Copy the listing from its first line through the line with "bar [497,57,1065,74]", swapping "x-tick-label" for "x-axis-label" and changing nothing else.
--- Begin GIVEN ENTRIES ---
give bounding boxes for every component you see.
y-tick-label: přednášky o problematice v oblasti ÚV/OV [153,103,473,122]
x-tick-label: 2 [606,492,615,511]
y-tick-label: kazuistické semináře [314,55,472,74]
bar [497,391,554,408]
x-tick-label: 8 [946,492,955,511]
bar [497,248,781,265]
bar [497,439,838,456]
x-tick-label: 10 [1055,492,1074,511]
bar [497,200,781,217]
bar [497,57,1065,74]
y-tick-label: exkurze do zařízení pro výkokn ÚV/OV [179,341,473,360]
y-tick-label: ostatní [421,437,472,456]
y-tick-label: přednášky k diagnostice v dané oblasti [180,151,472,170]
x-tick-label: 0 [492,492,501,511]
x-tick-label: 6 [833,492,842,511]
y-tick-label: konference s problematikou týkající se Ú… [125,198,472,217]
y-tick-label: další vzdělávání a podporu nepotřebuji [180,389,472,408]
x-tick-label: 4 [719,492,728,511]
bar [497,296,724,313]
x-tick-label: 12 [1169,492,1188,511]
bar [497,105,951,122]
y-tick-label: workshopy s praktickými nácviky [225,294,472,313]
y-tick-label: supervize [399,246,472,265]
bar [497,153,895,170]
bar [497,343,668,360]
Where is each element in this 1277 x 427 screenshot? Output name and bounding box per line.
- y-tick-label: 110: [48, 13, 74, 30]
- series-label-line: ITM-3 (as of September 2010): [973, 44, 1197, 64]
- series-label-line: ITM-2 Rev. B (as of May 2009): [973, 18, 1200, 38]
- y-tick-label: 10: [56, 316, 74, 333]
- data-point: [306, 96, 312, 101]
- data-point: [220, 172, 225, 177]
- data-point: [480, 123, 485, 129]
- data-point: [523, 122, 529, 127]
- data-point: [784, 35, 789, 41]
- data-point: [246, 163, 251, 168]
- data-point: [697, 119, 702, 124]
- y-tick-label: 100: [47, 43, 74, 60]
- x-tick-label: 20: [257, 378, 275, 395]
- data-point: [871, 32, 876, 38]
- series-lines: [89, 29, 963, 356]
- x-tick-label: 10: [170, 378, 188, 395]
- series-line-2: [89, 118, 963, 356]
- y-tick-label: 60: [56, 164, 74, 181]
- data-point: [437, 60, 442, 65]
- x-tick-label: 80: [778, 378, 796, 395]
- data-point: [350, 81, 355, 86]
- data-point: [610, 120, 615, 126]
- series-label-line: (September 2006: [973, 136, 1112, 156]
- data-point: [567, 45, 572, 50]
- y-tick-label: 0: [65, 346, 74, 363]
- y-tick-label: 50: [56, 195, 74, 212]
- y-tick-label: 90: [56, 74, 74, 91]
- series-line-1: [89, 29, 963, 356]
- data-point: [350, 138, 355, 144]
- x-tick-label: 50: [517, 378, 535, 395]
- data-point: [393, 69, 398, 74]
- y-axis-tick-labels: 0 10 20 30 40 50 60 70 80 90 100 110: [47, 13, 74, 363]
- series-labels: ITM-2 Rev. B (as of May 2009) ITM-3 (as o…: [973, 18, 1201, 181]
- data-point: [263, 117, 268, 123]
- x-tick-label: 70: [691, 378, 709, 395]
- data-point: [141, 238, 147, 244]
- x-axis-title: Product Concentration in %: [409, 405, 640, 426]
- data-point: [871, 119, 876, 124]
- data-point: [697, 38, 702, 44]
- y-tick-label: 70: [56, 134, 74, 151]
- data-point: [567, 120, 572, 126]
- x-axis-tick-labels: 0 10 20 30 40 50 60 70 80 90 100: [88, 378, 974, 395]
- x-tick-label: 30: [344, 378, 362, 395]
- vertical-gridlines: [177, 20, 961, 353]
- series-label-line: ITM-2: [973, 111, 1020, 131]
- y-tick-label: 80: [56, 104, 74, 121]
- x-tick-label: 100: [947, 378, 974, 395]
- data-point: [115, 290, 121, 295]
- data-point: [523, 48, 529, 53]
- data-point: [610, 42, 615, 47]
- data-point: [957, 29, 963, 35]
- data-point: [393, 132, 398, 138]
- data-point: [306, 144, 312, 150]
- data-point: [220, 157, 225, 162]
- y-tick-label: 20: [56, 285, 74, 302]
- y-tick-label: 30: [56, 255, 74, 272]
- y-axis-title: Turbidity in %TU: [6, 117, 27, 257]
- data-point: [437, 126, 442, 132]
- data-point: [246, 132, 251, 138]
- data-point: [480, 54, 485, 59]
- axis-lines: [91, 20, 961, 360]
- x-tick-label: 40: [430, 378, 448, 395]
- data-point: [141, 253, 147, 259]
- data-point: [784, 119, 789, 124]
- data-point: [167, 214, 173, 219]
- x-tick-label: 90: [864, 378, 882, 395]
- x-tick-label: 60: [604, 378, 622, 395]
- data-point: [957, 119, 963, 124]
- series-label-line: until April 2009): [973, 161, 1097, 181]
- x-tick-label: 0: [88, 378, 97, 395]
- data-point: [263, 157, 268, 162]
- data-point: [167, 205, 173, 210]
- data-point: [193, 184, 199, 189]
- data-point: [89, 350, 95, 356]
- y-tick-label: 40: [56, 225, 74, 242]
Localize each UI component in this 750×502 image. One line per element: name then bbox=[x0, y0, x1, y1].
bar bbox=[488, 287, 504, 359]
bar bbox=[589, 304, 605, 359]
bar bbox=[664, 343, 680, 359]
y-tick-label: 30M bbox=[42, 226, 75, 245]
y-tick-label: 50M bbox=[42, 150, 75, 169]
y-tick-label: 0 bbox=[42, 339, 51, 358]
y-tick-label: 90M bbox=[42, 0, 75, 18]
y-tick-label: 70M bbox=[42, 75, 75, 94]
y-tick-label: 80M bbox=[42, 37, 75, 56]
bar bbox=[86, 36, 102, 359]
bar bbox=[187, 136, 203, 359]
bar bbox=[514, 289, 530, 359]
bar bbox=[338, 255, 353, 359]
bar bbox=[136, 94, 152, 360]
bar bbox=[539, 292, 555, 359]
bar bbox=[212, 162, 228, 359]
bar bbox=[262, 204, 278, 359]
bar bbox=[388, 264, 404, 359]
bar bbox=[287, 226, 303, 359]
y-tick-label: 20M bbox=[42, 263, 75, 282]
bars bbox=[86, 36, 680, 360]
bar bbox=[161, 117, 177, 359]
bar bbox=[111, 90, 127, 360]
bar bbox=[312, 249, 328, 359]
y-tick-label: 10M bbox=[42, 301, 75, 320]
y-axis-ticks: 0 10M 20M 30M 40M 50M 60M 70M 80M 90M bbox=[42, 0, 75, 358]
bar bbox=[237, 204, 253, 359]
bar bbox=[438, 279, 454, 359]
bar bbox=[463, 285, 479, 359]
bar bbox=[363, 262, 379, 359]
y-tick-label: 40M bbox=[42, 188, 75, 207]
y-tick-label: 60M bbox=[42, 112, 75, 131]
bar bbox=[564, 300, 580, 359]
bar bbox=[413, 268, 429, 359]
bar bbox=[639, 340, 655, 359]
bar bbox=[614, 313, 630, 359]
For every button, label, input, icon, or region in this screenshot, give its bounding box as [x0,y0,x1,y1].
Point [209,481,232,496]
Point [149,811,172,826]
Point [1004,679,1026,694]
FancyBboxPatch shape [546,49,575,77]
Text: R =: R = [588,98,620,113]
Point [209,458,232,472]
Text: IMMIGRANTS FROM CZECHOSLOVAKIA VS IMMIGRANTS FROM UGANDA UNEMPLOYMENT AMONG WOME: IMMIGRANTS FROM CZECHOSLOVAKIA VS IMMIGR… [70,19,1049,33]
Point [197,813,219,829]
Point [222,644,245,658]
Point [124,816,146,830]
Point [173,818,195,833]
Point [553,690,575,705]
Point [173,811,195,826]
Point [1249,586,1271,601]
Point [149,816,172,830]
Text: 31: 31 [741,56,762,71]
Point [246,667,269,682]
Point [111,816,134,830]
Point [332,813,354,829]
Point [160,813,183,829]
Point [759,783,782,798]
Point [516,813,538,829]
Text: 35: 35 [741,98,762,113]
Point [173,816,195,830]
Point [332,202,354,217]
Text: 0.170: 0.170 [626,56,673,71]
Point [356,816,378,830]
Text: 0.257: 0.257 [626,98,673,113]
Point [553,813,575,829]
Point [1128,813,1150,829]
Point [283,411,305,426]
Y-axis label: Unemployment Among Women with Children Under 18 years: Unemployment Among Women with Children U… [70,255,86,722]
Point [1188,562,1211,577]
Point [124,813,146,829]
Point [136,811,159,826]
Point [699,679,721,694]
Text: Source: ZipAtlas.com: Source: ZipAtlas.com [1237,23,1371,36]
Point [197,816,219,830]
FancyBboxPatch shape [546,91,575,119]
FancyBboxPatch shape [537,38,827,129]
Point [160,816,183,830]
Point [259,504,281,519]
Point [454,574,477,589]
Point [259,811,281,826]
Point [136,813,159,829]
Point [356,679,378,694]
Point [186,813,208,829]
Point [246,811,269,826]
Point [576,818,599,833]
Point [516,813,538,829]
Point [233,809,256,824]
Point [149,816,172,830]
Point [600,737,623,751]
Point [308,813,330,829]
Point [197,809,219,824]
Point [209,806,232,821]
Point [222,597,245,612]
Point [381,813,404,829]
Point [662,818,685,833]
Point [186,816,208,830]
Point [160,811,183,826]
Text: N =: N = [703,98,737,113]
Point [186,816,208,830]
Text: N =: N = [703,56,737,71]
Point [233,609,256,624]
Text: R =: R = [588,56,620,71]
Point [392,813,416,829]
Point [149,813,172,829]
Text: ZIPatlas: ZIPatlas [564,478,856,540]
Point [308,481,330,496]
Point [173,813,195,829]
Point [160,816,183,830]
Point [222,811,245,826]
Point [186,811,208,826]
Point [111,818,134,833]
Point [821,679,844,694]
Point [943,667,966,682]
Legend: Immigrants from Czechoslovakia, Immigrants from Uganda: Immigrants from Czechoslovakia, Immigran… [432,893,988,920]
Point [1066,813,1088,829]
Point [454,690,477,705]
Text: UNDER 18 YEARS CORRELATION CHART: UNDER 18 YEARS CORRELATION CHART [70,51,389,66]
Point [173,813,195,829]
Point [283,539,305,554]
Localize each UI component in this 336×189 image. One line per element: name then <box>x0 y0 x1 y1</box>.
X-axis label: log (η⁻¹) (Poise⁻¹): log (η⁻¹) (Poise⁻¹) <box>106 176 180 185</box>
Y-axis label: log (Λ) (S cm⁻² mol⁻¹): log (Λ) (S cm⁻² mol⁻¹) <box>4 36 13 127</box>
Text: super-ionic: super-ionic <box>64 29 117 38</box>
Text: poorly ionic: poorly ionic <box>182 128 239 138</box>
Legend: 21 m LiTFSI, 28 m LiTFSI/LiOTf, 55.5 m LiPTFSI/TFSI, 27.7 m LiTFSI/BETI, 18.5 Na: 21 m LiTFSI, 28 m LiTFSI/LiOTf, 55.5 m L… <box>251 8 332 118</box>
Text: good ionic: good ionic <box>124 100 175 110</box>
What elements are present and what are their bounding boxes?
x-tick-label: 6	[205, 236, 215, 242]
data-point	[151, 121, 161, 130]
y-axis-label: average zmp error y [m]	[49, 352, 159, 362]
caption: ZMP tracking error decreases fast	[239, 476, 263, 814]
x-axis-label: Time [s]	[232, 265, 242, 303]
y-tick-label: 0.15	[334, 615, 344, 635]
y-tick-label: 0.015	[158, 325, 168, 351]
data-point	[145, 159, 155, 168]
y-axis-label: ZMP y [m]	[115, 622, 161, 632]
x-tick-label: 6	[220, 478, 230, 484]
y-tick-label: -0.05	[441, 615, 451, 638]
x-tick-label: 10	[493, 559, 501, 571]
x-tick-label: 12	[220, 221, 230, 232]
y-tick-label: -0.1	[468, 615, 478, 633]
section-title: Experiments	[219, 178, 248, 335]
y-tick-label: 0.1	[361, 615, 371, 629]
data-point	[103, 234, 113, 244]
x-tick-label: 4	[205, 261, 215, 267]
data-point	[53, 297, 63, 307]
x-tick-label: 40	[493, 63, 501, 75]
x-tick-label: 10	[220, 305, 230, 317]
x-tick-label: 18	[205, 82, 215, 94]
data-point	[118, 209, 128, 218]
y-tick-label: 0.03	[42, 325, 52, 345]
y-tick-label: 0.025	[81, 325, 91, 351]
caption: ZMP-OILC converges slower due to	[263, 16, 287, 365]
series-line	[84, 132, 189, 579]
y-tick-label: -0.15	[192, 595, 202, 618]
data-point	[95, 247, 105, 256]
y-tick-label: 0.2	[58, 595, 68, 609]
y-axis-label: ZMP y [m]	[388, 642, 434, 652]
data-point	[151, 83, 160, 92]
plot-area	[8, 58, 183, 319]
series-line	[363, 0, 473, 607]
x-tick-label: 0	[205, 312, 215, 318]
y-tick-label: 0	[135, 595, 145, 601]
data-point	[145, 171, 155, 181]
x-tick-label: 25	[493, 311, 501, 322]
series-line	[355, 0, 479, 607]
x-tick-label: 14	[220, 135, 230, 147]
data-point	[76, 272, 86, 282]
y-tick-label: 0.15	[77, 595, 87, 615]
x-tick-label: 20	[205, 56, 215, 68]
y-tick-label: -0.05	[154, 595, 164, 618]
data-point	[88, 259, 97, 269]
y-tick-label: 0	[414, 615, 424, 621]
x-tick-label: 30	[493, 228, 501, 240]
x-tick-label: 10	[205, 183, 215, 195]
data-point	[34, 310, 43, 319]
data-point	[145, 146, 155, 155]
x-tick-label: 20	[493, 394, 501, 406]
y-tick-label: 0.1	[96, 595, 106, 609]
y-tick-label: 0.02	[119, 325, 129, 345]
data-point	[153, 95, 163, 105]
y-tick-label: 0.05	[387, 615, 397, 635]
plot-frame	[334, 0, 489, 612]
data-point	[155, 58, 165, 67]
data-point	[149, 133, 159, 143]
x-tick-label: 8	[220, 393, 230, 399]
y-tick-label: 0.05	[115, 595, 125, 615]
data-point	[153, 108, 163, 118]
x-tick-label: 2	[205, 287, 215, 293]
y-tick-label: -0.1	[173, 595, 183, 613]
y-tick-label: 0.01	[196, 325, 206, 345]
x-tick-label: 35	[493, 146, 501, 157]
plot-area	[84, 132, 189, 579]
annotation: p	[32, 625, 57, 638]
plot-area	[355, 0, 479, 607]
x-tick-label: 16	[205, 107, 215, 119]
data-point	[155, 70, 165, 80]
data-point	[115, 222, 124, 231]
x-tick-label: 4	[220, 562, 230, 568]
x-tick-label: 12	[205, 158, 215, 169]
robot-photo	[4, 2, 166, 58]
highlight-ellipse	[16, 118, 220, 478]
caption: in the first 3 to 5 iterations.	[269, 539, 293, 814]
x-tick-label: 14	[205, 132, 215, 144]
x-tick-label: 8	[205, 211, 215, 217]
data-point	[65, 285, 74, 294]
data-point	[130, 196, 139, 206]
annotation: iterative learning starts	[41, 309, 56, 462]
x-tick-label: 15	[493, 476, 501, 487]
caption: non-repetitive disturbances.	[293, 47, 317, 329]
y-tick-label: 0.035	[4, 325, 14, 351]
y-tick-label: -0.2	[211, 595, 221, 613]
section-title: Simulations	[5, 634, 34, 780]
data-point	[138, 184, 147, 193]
--- End GIVEN ENTRIES ---
SOLUTION FOR THIS EXERCISE:
give bounding boxes for every component you see.
y-tick-label: přednášky o problematice v oblasti ÚV/OV [153,103,473,122]
x-axis-label: 2 [606,492,615,511]
y-tick-label: kazuistické semináře [314,55,472,74]
bar [497,391,554,408]
x-axis-label: 8 [946,492,955,511]
bar [497,248,781,265]
bar [497,439,838,456]
x-axis-label: 10 [1055,492,1074,511]
bar [497,200,781,217]
bar [497,57,1065,74]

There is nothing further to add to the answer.